→ PROBLEM REQUIREMENTS: Report every line in the listing that contains the string "Feistel".
· · ·
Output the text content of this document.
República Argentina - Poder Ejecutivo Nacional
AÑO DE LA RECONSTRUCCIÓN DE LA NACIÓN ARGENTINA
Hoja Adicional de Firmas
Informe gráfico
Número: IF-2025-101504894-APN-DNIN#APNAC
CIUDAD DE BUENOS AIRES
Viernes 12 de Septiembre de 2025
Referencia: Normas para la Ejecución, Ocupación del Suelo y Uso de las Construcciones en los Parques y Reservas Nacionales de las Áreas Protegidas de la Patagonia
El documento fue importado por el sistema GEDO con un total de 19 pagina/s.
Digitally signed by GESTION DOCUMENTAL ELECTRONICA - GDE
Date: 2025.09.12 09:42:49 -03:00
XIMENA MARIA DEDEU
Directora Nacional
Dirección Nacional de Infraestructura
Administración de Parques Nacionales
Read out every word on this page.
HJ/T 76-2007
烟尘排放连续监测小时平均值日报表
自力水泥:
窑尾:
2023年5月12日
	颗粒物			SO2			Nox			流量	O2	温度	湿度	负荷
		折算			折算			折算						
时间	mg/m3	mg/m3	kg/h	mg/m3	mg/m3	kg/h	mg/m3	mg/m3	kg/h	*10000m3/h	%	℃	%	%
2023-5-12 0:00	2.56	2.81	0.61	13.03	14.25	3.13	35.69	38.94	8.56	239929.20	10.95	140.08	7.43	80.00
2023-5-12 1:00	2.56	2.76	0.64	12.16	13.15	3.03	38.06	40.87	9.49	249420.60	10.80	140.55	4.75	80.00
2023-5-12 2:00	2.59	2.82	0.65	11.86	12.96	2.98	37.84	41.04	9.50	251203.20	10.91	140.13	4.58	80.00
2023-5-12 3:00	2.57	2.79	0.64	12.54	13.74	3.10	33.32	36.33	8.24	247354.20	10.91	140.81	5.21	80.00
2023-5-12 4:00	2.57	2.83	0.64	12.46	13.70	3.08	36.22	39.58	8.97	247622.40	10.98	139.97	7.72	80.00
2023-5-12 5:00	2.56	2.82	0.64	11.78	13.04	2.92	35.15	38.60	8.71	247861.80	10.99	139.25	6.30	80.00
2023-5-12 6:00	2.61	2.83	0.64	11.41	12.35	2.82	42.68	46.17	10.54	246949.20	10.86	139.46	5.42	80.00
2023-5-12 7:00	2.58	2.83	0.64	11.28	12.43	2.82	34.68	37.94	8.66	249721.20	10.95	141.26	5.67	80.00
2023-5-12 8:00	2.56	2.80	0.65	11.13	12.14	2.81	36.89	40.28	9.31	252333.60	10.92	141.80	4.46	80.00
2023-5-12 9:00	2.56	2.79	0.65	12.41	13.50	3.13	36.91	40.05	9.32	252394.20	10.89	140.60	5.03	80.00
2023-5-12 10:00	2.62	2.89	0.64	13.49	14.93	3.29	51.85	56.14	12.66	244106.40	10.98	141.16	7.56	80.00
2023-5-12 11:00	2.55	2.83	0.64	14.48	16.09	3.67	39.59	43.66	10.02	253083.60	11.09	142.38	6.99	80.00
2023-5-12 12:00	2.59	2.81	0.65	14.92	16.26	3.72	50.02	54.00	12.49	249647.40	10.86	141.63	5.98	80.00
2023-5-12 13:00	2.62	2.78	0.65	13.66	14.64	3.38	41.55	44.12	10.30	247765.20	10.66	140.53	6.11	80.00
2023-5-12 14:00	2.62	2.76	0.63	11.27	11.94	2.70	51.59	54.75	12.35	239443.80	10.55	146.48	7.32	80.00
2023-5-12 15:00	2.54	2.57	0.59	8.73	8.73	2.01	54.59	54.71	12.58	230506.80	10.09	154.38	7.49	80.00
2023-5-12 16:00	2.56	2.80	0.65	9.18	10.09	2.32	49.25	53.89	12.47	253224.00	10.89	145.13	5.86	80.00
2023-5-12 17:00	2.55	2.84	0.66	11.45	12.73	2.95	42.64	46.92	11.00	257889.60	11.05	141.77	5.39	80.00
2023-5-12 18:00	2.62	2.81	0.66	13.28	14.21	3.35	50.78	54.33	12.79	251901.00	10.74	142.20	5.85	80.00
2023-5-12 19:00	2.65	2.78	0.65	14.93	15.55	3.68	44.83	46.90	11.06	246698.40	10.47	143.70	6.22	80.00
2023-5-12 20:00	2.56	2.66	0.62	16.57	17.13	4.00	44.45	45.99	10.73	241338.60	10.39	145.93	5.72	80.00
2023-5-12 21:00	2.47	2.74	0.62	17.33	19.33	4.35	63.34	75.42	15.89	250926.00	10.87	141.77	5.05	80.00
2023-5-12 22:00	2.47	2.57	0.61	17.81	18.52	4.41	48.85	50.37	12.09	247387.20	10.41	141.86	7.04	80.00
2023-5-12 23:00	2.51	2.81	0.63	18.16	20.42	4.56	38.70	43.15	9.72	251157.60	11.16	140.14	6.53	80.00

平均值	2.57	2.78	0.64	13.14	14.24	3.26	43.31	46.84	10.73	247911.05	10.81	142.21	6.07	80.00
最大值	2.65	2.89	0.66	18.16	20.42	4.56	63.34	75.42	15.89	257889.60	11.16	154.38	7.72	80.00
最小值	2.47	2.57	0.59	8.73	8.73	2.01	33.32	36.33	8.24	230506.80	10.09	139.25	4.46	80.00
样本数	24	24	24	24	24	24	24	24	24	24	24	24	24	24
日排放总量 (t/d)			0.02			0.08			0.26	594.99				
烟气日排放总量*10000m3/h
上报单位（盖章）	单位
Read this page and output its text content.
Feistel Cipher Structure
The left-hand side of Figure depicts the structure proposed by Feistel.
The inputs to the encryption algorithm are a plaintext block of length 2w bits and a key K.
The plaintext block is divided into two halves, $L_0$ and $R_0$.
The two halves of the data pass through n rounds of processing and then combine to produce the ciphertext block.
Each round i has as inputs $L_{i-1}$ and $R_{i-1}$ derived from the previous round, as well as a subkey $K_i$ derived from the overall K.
· · ·
→ OUTPUT BELOW:
Feistel Cipher Structure
The left-hand side of Figure depicts the structure proposed by Feistel.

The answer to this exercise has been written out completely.